[Stored data]
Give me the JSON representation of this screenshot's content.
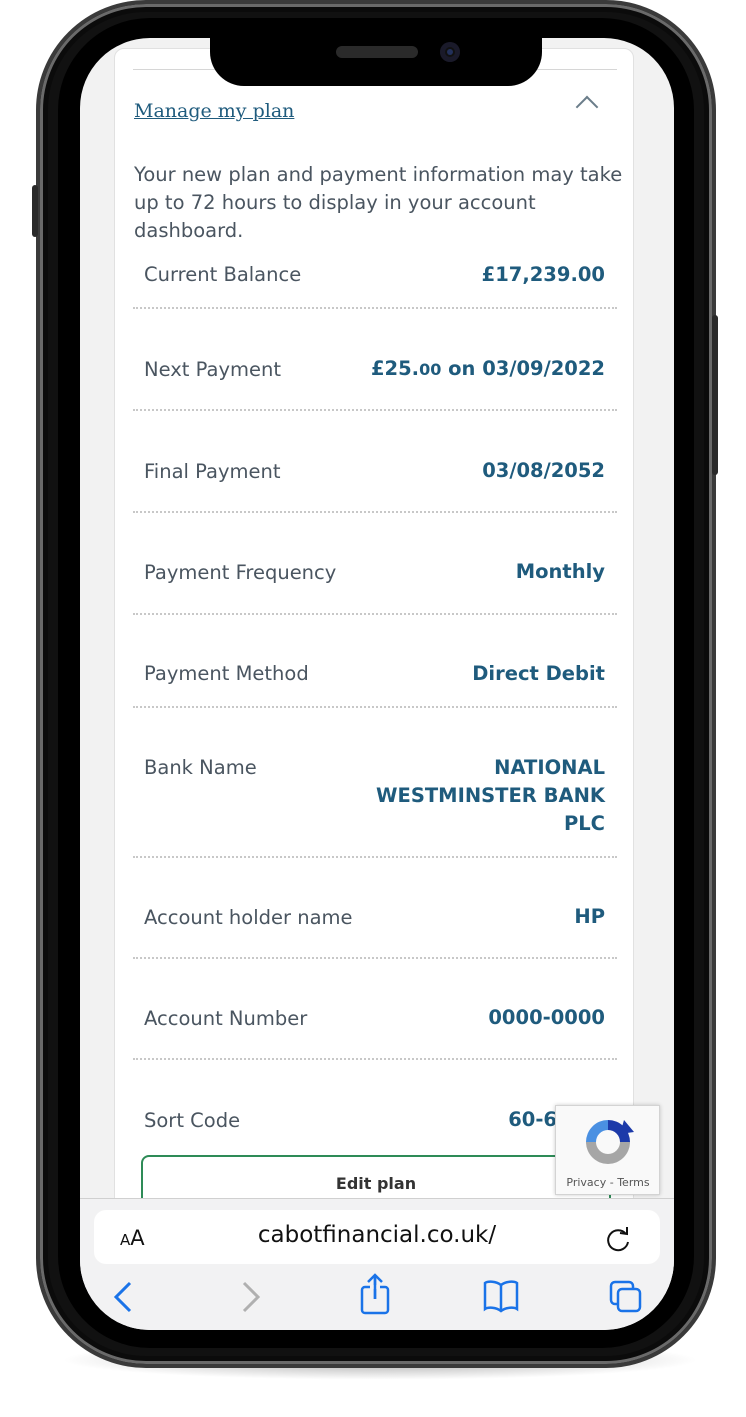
{
  "plan": {
    "section_link": "Manage my plan",
    "info": "Your new plan and payment information may take up to 72 hours to display in your account dashboard.",
    "rows": [
      {
        "label": "Current Balance",
        "value": "£17,239.00"
      },
      {
        "label": "Next Payment",
        "value_amount": "£25.",
        "value_pence": "00",
        "value_rest": " on 03/09/2022"
      },
      {
        "label": "Final Payment",
        "value": "03/08/2052"
      },
      {
        "label": "Payment Frequency",
        "value": "Monthly"
      },
      {
        "label": "Payment Method",
        "value": "Direct Debit"
      },
      {
        "label": "Bank Name",
        "value_line1": "NATIONAL",
        "value_line2": "WESTMINSTER BANK",
        "value_line3": "PLC"
      },
      {
        "label": "Account holder name",
        "value": "HP"
      },
      {
        "label": "Account Number",
        "value": "0000-0000"
      },
      {
        "label": "Sort Code",
        "value": "60-6"
      }
    ],
    "edit_button": "Edit plan"
  },
  "recaptcha": {
    "text": "Privacy - Terms"
  },
  "browser": {
    "aa_small": "A",
    "aa_big": "A",
    "url": "cabotfinancial.co.uk/",
    "icons": [
      "back-icon",
      "forward-icon",
      "share-icon",
      "bookmarks-icon",
      "tabs-icon",
      "reload-icon"
    ]
  },
  "colors": {
    "value_text": "#1f5b7d",
    "label_text": "#4a5560",
    "button_border": "#2e8b57"
  }
}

Goal: Set the pictures aside and transcribe the data above exactly.

Solution for this problem:
Give me the JSON representation of this screenshot's content.
{
  "plan": {
    "section_link": "Manage my plan",
    "info": "Your new plan and payment information may take up to 72 hours to display in your account dashboard.",
    "rows": [
      {
        "label": "Current Balance",
        "value": "£17,239.00"
      },
      {
        "label": "Next Payment",
        "value_amount": "£25.",
        "value_pence": "00",
        "value_rest": " on 03/09/2022"
      },
      {
        "label": "Final Payment",
        "value": "03/08/2052"
      },
      {
        "label": "Payment Frequency",
        "value": "Monthly"
      },
      {
        "label": "Payment Method",
        "value": "Direct Debit"
      },
      {
        "label": "Bank Name",
        "value_line1": "NATIONAL",
        "value_line2": "WESTMINSTER BANK",
        "value_line3": "PLC"
      },
      {
        "label": "Account holder name",
        "value": "HP"
      },
      {
        "label": "Account Number",
        "value": "0000-0000"
      },
      {
        "label": "Sort Code",
        "value": "60-6"
      }
    ],
    "edit_button": "Edit plan"
  },
  "recaptcha": {
    "text": "Privacy - Terms"
  },
  "browser": {
    "aa_small": "A",
    "aa_big": "A",
    "url": "cabotfinancial.co.uk/",
    "icons": [
      "back-icon",
      "forward-icon",
      "share-icon",
      "bookmarks-icon",
      "tabs-icon",
      "reload-icon"
    ]
  },
  "colors": {
    "value_text": "#1f5b7d",
    "label_text": "#4a5560",
    "button_border": "#2e8b57"
  }
}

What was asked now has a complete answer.